• Aim: Exclude the pictures and return every line exactly as written.

==========

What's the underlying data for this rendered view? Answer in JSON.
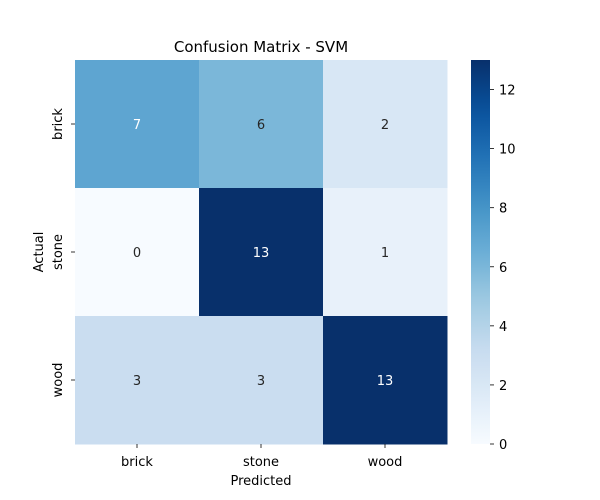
{
  "chart_data": {
    "type": "heatmap",
    "title": "Confusion Matrix - SVM",
    "xlabel": "Predicted",
    "ylabel": "Actual",
    "x_categories": [
      "brick",
      "stone",
      "wood"
    ],
    "y_categories": [
      "brick",
      "stone",
      "wood"
    ],
    "values": [
      [
        7,
        6,
        2
      ],
      [
        0,
        13,
        1
      ],
      [
        3,
        3,
        13
      ]
    ],
    "colorbar": {
      "min": 0,
      "max": 13,
      "ticks": [
        0,
        2,
        4,
        6,
        8,
        10,
        12
      ],
      "colormap": "Blues"
    },
    "annotations": true
  }
}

==========

• Exercise solution:
What's the underlying data for this rendered view? Answer in JSON.
{
  "chart_data": {
    "type": "heatmap",
    "title": "Confusion Matrix - SVM",
    "xlabel": "Predicted",
    "ylabel": "Actual",
    "x_categories": [
      "brick",
      "stone",
      "wood"
    ],
    "y_categories": [
      "brick",
      "stone",
      "wood"
    ],
    "values": [
      [
        7,
        6,
        2
      ],
      [
        0,
        13,
        1
      ],
      [
        3,
        3,
        13
      ]
    ],
    "colorbar": {
      "min": 0,
      "max": 13,
      "ticks": [
        0,
        2,
        4,
        6,
        8,
        10,
        12
      ],
      "colormap": "Blues"
    },
    "annotations": true
  }
}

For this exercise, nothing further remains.